▶ **Task brief**
Write out all entries word for word.

▶ **Records for the exercise**
════════════════

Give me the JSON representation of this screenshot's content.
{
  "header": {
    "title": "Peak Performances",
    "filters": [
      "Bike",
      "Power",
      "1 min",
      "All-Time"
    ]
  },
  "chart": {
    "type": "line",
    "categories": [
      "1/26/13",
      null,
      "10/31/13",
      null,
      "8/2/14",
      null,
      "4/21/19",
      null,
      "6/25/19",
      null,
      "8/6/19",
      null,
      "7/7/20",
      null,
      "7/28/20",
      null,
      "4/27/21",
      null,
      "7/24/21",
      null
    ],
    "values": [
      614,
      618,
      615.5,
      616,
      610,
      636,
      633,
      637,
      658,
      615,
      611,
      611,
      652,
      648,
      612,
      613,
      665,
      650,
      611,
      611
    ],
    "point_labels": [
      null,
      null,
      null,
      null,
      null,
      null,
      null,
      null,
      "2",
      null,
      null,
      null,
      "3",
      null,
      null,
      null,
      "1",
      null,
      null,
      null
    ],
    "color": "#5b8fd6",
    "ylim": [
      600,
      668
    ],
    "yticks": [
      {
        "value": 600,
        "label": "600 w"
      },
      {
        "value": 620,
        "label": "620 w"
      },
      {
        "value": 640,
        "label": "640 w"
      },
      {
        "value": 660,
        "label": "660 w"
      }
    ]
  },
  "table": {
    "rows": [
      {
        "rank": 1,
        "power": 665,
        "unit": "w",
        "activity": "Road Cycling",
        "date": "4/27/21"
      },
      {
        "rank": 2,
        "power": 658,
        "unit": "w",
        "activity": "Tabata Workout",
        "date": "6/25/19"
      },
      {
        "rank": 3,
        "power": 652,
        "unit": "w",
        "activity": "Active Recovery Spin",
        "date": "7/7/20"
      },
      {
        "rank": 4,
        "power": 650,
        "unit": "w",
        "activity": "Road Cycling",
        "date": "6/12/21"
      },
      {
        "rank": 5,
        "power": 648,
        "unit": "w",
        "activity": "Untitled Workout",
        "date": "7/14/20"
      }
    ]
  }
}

════════════════

▶ **Task result**
Give me the JSON representation of this screenshot's content.
{
  "header": {
    "title": "Peak Performances",
    "filters": [
      "Bike",
      "Power",
      "1 min",
      "All-Time"
    ]
  },
  "chart": {
    "type": "line",
    "categories": [
      "1/26/13",
      null,
      "10/31/13",
      null,
      "8/2/14",
      null,
      "4/21/19",
      null,
      "6/25/19",
      null,
      "8/6/19",
      null,
      "7/7/20",
      null,
      "7/28/20",
      null,
      "4/27/21",
      null,
      "7/24/21",
      null
    ],
    "values": [
      614,
      618,
      615.5,
      616,
      610,
      636,
      633,
      637,
      658,
      615,
      611,
      611,
      652,
      648,
      612,
      613,
      665,
      650,
      611,
      611
    ],
    "point_labels": [
      null,
      null,
      null,
      null,
      null,
      null,
      null,
      null,
      "2",
      null,
      null,
      null,
      "3",
      null,
      null,
      null,
      "1",
      null,
      null,
      null
    ],
    "color": "#5b8fd6",
    "ylim": [
      600,
      668
    ],
    "yticks": [
      {
        "value": 600,
        "label": "600 w"
      },
      {
        "value": 620,
        "label": "620 w"
      },
      {
        "value": 640,
        "label": "640 w"
      },
      {
        "value": 660,
        "label": "660 w"
      }
    ]
  },
  "table": {
    "rows": [
      {
        "rank": 1,
        "power": 665,
        "unit": "w",
        "activity": "Road Cycling",
        "date": "4/27/21"
      },
      {
        "rank": 2,
        "power": 658,
        "unit": "w",
        "activity": "Tabata Workout",
        "date": "6/25/19"
      },
      {
        "rank": 3,
        "power": 652,
        "unit": "w",
        "activity": "Active Recovery Spin",
        "date": "7/7/20"
      },
      {
        "rank": 4,
        "power": 650,
        "unit": "w",
        "activity": "Road Cycling",
        "date": "6/12/21"
      },
      {
        "rank": 5,
        "power": 648,
        "unit": "w",
        "activity": "Untitled Workout",
        "date": "7/14/20"
      }
    ]
  }
}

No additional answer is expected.